▶ [Short problem]: Find the string "file" in the data, then copy every line where it is found.

....................

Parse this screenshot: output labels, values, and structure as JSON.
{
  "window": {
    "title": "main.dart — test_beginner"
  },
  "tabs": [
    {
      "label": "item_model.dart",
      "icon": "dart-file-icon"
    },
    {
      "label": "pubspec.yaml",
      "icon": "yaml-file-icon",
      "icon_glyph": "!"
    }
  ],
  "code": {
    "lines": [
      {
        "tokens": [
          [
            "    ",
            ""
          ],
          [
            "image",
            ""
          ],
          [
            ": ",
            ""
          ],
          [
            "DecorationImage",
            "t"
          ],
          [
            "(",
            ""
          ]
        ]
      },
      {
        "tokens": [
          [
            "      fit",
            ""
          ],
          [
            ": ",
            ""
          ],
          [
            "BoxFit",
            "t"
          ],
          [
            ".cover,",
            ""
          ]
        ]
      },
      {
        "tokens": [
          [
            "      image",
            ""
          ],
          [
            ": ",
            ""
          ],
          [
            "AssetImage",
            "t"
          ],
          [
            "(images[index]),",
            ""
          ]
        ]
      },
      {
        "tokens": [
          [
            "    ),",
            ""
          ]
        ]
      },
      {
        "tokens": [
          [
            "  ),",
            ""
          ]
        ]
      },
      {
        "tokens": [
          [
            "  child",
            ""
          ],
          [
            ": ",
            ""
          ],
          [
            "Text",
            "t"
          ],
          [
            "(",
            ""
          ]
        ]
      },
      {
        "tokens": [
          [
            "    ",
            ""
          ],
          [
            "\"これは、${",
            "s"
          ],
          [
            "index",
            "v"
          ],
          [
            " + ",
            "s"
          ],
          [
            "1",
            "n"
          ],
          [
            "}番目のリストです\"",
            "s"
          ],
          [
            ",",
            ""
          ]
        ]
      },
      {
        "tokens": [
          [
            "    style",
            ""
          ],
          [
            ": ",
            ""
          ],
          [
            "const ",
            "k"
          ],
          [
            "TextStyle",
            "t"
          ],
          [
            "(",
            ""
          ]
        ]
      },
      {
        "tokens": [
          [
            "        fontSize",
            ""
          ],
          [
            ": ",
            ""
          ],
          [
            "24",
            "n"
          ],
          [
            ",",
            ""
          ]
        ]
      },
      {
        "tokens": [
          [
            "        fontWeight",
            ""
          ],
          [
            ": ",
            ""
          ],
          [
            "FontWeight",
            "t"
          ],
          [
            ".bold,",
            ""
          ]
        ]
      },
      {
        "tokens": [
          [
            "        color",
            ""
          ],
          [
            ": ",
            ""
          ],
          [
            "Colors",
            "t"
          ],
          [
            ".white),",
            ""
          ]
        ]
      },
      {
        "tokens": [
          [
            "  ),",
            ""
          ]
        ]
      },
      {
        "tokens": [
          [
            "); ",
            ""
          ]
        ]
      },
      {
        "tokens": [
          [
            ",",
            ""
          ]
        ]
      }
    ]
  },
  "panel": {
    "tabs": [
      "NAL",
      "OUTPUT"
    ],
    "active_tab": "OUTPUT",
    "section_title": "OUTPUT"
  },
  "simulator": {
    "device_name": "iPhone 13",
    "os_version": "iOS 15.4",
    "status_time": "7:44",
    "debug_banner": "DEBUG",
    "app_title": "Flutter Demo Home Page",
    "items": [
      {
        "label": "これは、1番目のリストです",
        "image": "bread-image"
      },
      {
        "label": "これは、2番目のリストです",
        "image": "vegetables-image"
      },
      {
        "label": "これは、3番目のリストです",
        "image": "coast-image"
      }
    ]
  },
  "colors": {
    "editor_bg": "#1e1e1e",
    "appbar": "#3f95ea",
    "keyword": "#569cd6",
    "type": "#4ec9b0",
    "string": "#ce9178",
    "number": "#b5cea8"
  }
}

....................

▶ [Response to this task]:
      "icon": "dart-file-icon"
      "icon": "yaml-file-icon",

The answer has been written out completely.